» Source data
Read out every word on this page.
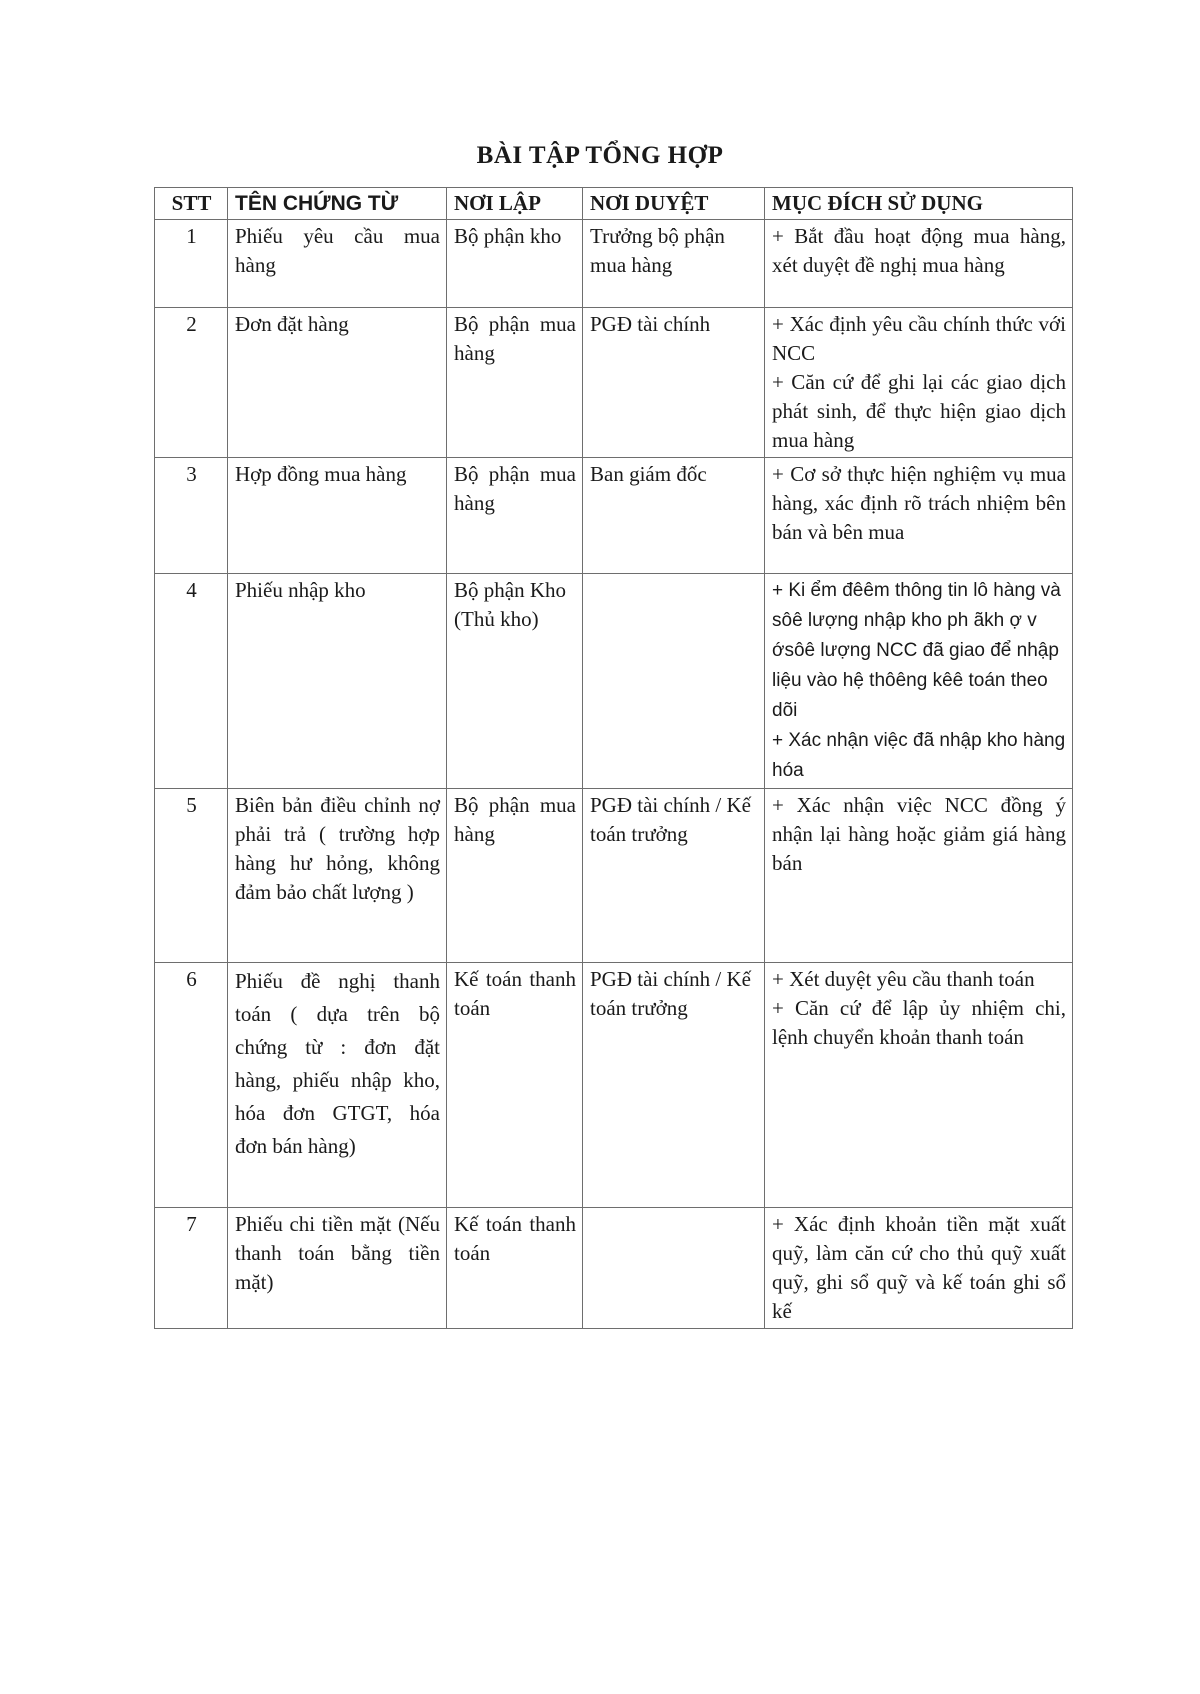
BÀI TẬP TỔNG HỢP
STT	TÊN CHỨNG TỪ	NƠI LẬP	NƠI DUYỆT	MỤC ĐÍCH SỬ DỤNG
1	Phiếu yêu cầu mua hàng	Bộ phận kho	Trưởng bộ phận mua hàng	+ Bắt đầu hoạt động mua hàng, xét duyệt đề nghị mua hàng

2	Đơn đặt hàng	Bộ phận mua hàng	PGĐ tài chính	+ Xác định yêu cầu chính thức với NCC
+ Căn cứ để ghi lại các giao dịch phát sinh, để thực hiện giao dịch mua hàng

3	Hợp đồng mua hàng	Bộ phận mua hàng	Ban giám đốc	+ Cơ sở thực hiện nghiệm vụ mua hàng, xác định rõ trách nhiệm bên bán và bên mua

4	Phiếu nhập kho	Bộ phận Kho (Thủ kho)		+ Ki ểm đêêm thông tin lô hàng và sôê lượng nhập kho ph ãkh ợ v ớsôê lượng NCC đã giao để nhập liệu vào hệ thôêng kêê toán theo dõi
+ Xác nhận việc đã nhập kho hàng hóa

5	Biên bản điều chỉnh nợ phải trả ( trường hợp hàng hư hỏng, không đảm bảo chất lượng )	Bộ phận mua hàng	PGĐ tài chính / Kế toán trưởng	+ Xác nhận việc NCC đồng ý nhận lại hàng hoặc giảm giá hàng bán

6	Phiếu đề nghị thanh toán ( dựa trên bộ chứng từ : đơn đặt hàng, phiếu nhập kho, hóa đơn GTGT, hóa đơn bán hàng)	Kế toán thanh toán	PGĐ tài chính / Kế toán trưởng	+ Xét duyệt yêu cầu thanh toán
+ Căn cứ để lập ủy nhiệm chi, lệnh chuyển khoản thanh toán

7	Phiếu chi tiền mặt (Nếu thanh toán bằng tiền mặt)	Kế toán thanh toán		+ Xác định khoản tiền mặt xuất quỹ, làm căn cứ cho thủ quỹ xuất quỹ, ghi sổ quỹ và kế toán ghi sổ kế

» Exercise goal
Using the records above, retype everything exactly except the pictures.

» Task output
Read out every word on this page.
BÀI TẬP TỔNG HỢP
STT	TÊN CHỨNG TỪ	NƠI LẬP	NƠI DUYỆT	MỤC ĐÍCH SỬ DỤNG
1	Phiếu yêu cầu mua hàng	Bộ phận kho	Trưởng bộ phận mua hàng	+ Bắt đầu hoạt động mua hàng, xét duyệt đề nghị mua hàng

2	Đơn đặt hàng	Bộ phận mua hàng	PGĐ tài chính	+ Xác định yêu cầu chính thức với NCC
+ Căn cứ để ghi lại các giao dịch phát sinh, để thực hiện giao dịch mua hàng

3	Hợp đồng mua hàng	Bộ phận mua hàng	Ban giám đốc	+ Cơ sở thực hiện nghiệm vụ mua hàng, xác định rõ trách nhiệm bên bán và bên mua

4	Phiếu nhập kho	Bộ phận Kho (Thủ kho)		+ Ki ểm đêêm thông tin lô hàng và sôê lượng nhập kho ph ãkh ợ v ớsôê lượng NCC đã giao để nhập liệu vào hệ thôêng kêê toán theo dõi
+ Xác nhận việc đã nhập kho hàng hóa

5	Biên bản điều chỉnh nợ phải trả ( trường hợp hàng hư hỏng, không đảm bảo chất lượng )	Bộ phận mua hàng	PGĐ tài chính / Kế toán trưởng	+ Xác nhận việc NCC đồng ý nhận lại hàng hoặc giảm giá hàng bán

6	Phiếu đề nghị thanh toán ( dựa trên bộ chứng từ : đơn đặt hàng, phiếu nhập kho, hóa đơn GTGT, hóa đơn bán hàng)	Kế toán thanh toán	PGĐ tài chính / Kế toán trưởng	+ Xét duyệt yêu cầu thanh toán
+ Căn cứ để lập ủy nhiệm chi, lệnh chuyển khoản thanh toán

7	Phiếu chi tiền mặt (Nếu thanh toán bằng tiền mặt)	Kế toán thanh toán		+ Xác định khoản tiền mặt xuất quỹ, làm căn cứ cho thủ quỹ xuất quỹ, ghi sổ quỹ và kế toán ghi sổ kế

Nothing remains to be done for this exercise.